_Requirement_. Rewrite the listing below as a Markdown table with two columns, Row and Line. Put each nonblank line in its own row, numbered in order.

_Supplied entries_.
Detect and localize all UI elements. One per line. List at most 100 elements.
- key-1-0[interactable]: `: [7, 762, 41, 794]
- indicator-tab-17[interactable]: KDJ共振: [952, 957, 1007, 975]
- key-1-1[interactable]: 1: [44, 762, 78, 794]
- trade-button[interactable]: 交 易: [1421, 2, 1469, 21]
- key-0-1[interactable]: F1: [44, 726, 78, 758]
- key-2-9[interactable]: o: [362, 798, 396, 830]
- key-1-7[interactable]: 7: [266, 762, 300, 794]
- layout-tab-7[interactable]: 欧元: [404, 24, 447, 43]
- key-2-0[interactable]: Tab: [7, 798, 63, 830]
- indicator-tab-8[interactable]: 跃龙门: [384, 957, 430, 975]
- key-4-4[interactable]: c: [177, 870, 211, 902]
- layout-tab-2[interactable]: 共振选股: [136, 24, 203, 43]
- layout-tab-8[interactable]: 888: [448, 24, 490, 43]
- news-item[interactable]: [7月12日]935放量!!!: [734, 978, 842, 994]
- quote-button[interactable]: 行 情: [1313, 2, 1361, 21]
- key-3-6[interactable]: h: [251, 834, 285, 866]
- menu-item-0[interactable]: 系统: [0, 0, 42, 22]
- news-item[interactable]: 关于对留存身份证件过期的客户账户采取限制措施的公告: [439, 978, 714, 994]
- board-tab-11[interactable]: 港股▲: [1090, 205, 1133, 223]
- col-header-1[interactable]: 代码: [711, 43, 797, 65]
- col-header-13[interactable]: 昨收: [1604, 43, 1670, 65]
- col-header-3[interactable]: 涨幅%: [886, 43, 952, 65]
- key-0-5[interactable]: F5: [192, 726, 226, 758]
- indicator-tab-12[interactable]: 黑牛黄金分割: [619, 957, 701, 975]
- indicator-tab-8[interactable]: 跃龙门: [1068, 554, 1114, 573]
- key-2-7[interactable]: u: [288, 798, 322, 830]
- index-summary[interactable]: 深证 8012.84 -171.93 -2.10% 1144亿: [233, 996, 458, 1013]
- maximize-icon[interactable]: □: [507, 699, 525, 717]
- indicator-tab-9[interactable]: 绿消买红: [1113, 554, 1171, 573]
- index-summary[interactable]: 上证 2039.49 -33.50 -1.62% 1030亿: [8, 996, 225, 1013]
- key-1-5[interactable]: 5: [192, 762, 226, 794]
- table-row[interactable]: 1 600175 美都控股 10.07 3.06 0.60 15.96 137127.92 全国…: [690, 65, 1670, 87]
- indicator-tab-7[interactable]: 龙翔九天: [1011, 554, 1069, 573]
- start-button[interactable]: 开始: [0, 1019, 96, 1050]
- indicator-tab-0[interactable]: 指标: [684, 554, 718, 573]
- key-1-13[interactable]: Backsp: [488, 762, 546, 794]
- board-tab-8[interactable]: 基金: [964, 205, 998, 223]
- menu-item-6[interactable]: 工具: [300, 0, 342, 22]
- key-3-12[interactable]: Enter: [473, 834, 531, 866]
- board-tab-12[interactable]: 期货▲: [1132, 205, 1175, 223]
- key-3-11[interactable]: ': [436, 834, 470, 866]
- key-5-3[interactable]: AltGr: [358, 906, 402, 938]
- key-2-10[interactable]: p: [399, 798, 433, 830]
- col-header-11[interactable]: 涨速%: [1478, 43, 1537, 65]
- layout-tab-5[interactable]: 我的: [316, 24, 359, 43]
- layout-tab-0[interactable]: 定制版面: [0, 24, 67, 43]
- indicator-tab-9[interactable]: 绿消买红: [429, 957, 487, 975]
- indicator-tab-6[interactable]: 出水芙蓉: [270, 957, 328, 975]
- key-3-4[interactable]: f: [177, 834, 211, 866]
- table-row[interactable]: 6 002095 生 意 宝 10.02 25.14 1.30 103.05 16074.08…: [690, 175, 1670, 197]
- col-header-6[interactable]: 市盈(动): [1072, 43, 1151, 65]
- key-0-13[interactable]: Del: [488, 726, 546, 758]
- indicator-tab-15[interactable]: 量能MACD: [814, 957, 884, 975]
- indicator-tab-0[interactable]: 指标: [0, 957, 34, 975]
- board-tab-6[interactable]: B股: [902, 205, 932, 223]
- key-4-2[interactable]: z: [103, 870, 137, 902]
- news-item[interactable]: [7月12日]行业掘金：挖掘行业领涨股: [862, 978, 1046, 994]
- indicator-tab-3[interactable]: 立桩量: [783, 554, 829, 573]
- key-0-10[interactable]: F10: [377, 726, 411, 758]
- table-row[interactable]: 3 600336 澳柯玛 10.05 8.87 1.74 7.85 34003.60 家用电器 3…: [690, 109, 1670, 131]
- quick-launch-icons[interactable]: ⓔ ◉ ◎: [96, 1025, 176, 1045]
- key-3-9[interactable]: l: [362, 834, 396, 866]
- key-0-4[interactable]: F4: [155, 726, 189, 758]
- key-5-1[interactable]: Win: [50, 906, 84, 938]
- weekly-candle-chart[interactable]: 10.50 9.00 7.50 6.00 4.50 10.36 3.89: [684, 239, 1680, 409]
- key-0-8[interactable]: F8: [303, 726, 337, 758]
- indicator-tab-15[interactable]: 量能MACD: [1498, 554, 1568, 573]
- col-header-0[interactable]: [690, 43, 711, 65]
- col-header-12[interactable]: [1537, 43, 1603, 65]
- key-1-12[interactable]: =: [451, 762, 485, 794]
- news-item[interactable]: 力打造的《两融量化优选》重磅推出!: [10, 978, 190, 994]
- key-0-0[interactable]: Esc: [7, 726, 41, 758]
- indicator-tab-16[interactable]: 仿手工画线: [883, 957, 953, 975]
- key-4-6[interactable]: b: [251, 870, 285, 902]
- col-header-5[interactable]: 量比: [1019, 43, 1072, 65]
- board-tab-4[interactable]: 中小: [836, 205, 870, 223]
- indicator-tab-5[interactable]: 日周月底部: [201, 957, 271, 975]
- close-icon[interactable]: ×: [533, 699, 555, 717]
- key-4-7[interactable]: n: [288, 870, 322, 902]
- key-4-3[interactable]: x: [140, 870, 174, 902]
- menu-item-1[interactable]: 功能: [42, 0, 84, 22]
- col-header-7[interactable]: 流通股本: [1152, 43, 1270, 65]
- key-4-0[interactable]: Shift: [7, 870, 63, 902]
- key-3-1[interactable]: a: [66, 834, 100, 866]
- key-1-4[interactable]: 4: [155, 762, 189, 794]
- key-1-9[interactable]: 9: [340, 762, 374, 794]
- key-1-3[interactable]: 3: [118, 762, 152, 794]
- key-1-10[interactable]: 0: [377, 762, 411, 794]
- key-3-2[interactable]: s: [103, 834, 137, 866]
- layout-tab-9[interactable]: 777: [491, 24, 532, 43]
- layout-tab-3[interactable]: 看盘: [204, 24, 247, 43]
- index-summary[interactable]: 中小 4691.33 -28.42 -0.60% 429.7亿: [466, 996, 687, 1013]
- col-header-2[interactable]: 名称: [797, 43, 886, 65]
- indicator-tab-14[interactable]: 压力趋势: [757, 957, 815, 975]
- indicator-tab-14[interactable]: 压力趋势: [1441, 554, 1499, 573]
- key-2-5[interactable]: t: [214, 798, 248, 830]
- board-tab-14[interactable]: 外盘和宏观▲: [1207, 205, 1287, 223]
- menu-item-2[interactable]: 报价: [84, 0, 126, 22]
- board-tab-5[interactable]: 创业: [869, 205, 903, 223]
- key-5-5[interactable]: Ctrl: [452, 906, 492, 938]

_Exercise solution_.
| Row | Line |
|---|---|
| 1 | Detect and localize all UI elements. One per line. List at most 100 elements. |
| 2 | - key-1-0[interactable]: `: [7, 762, 41, 794] |
| 3 | - indicator-tab-17[interactable]: KDJ共振: [952, 957, 1007, 975] |
| 4 | - key-1-1[interactable]: 1: [44, 762, 78, 794] |
| 5 | - trade-button[interactable]: 交 易: [1421, 2, 1469, 21] |
| 6 | - key-0-1[interactable]: F1: [44, 726, 78, 758] |
| 7 | - key-2-9[interactable]: o: [362, 798, 396, 830] |
| 8 | - key-1-7[interactable]: 7: [266, 762, 300, 794] |
| 9 | - layout-tab-7[interactable]: 欧元: [404, 24, 447, 43] |
| 10 | - key-2-0[interactable]: Tab: [7, 798, 63, 830] |
| 11 | - indicator-tab-8[interactable]: 跃龙门: [384, 957, 430, 975] |
| 12 | - key-4-4[interactable]: c: [177, 870, 211, 902] |
| 13 | - layout-tab-2[interactable]: 共振选股: [136, 24, 203, 43] |
| 14 | - layout-tab-8[interactable]: 888: [448, 24, 490, 43] |
| 15 | - news-item[interactable]: [7月12日]935放量!!!: [734, 978, 842, 994] |
| 16 | - quote-button[interactable]: 行 情: [1313, 2, 1361, 21] |
| 17 | - key-3-6[interactable]: h: [251, 834, 285, 866] |
| 18 | - menu-item-0[interactable]: 系统: [0, 0, 42, 22] |
| 19 | - news-item[interactable]: 关于对留存身份证件过期的客户账户采取限制措施的公告: [439, 978, 714, 994] |
| 20 | - board-tab-11[interactable]: 港股▲: [1090, 205, 1133, 223] |
| 21 | - col-header-1[interactable]: 代码: [711, 43, 797, 65] |
| 22 | - col-header-13[interactable]: 昨收: [1604, 43, 1670, 65] |
| 23 | - col-header-3[interactable]: 涨幅%: [886, 43, 952, 65] |
| 24 | - key-0-5[interactable]: F5: [192, 726, 226, 758] |
| 25 | - indicator-tab-12[interactable]: 黑牛黄金分割: [619, 957, 701, 975] |
| 26 | - indicator-tab-8[interactable]: 跃龙门: [1068, 554, 1114, 573] |
| 27 | - key-2-7[interactable]: u: [288, 798, 322, 830] |
| 28 | - index-summary[interactable]: 深证 8012.84 -171.93 -2.10% 1144亿: [233, 996, 458, 1013] |
| 29 | - maximize-icon[interactable]: □: [507, 699, 525, 717] |
| 30 | - indicator-tab-9[interactable]: 绿消买红: [1113, 554, 1171, 573] |
| 31 | - index-summary[interactable]: 上证 2039.49 -33.50 -1.62% 1030亿: [8, 996, 225, 1013] |
| 32 | - key-1-5[interactable]: 5: [192, 762, 226, 794] |
| 33 | - table-row[interactable]: 1 600175 美都控股 10.07 3.06 0.60 15.96 137127.92 全国…: [690, 65, 1670, 87] |
| 34 | - indicator-tab-7[interactable]: 龙翔九天: [1011, 554, 1069, 573] |
| 35 | - start-button[interactable]: 开始: [0, 1019, 96, 1050] |
| 36 | - indicator-tab-0[interactable]: 指标: [684, 554, 718, 573] |
| 37 | - key-1-13[interactable]: Backsp: [488, 762, 546, 794] |
| 38 | - board-tab-8[interactable]: 基金: [964, 205, 998, 223] |
| 39 | - menu-item-6[interactable]: 工具: [300, 0, 342, 22] |
| 40 | - key-3-12[interactable]: Enter: [473, 834, 531, 866] |
| 41 | - board-tab-12[interactable]: 期货▲: [1132, 205, 1175, 223] |
| 42 | - key-3-11[interactable]: ': [436, 834, 470, 866] |
| 43 | - key-5-3[interactable]: AltGr: [358, 906, 402, 938] |
| 44 | - key-2-10[interactable]: p: [399, 798, 433, 830] |
| 45 | - col-header-11[interactable]: 涨速%: [1478, 43, 1537, 65] |
| 46 | - layout-tab-5[interactable]: 我的: [316, 24, 359, 43] |
| 47 | - layout-tab-0[interactable]: 定制版面: [0, 24, 67, 43] |
| 48 | - indicator-tab-9[interactable]: 绿消买红: [429, 957, 487, 975] |
| 49 | - indicator-tab-6[interactable]: 出水芙蓉: [270, 957, 328, 975] |
| 50 | - key-3-4[interactable]: f: [177, 834, 211, 866] |
| 51 | - table-row[interactable]: 6 002095 生 意 宝 10.02 25.14 1.30 103.05 16074.08…: [690, 175, 1670, 197] |
| 52 | - col-header-6[interactable]: 市盈(动): [1072, 43, 1151, 65] |
| 53 | - key-0-13[interactable]: Del: [488, 726, 546, 758] |
| 54 | - indicator-tab-15[interactable]: 量能MACD: [814, 957, 884, 975] |
| 55 | - indicator-tab-0[interactable]: 指标: [0, 957, 34, 975] |
| 56 | - board-tab-6[interactable]: B股: [902, 205, 932, 223] |
| 57 | - key-4-2[interactable]: z: [103, 870, 137, 902] |
| 58 | - news-item[interactable]: [7月12日]行业掘金：挖掘行业领涨股: [862, 978, 1046, 994] |
| 59 | - indicator-tab-3[interactable]: 立桩量: [783, 554, 829, 573] |
| 60 | - key-0-10[interactable]: F10: [377, 726, 411, 758] |
| 61 | - table-row[interactable]: 3 600336 澳柯玛 10.05 8.87 1.74 7.85 34003.60 家用电器 3…: [690, 109, 1670, 131] |
| 62 | - quick-launch-icons[interactable]: ⓔ ◉ ◎: [96, 1025, 176, 1045] |
| 63 | - key-3-9[interactable]: l: [362, 834, 396, 866] |
| 64 | - key-0-4[interactable]: F4: [155, 726, 189, 758] |
| 65 | - key-5-1[interactable]: Win: [50, 906, 84, 938] |
| 66 | - weekly-candle-chart[interactable]: 10.50 9.00 7.50 6.00 4.50 10.36 3.89: [684, 239, 1680, 409] |
| 67 | - key-0-8[interactable]: F8: [303, 726, 337, 758] |
| 68 | - indicator-tab-15[interactable]: 量能MACD: [1498, 554, 1568, 573] |
| 69 | - col-header-0[interactable]: [690, 43, 711, 65] |
| 70 | - col-header-12[interactable]: [1537, 43, 1603, 65] |
| 71 | - key-1-12[interactable]: =: [451, 762, 485, 794] |
| 72 | - news-item[interactable]: 力打造的《两融量化优选》重磅推出!: [10, 978, 190, 994] |
| 73 | - key-0-0[interactable]: Esc: [7, 726, 41, 758] |
| 74 | - indicator-tab-16[interactable]: 仿手工画线: [883, 957, 953, 975] |
| 75 | - key-4-6[interactable]: b: [251, 870, 285, 902] |
| 76 | - col-header-5[interactable]: 量比: [1019, 43, 1072, 65] |
| 77 | - board-tab-4[interactable]: 中小: [836, 205, 870, 223] |
| 78 | - indicator-tab-5[interactable]: 日周月底部: [201, 957, 271, 975] |
| 79 | - close-icon[interactable]: ×: [533, 699, 555, 717] |
| 80 | - key-4-7[interactable]: n: [288, 870, 322, 902] |
| 81 | - key-4-3[interactable]: x: [140, 870, 174, 902] |
| 82 | - menu-item-1[interactable]: 功能: [42, 0, 84, 22] |
| 83 | - col-header-7[interactable]: 流通股本: [1152, 43, 1270, 65] |
| 84 | - key-4-0[interactable]: Shift: [7, 870, 63, 902] |
| 85 | - key-3-1[interactable]: a: [66, 834, 100, 866] |
| 86 | - key-1-4[interactable]: 4: [155, 762, 189, 794] |
| 87 | - key-1-9[interactable]: 9: [340, 762, 374, 794] |
| 88 | - key-1-3[interactable]: 3: [118, 762, 152, 794] |
| 89 | - key-1-10[interactable]: 0: [377, 762, 411, 794] |
| 90 | - key-3-2[interactable]: s: [103, 834, 137, 866] |
| 91 | - layout-tab-9[interactable]: 777: [491, 24, 532, 43] |
| 92 | - layout-tab-3[interactable]: 看盘: [204, 24, 247, 43] |
| 93 | - index-summary[interactable]: 中小 4691.33 -28.42 -0.60% 429.7亿: [466, 996, 687, 1013] |
| 94 | - col-header-2[interactable]: 名称: [797, 43, 886, 65] |
| 95 | - indicator-tab-14[interactable]: 压力趋势: [757, 957, 815, 975] |
| 96 | - indicator-tab-14[interactable]: 压力趋势: [1441, 554, 1499, 573] |
| 97 | - key-2-5[interactable]: t: [214, 798, 248, 830] |
| 98 | - board-tab-14[interactable]: 外盘和宏观▲: [1207, 205, 1287, 223] |
| 99 | - menu-item-2[interactable]: 报价: [84, 0, 126, 22] |
| 100 | - board-tab-5[interactable]: 创业: [869, 205, 903, 223] |
| 101 | - key-5-5[interactable]: Ctrl: [452, 906, 492, 938] |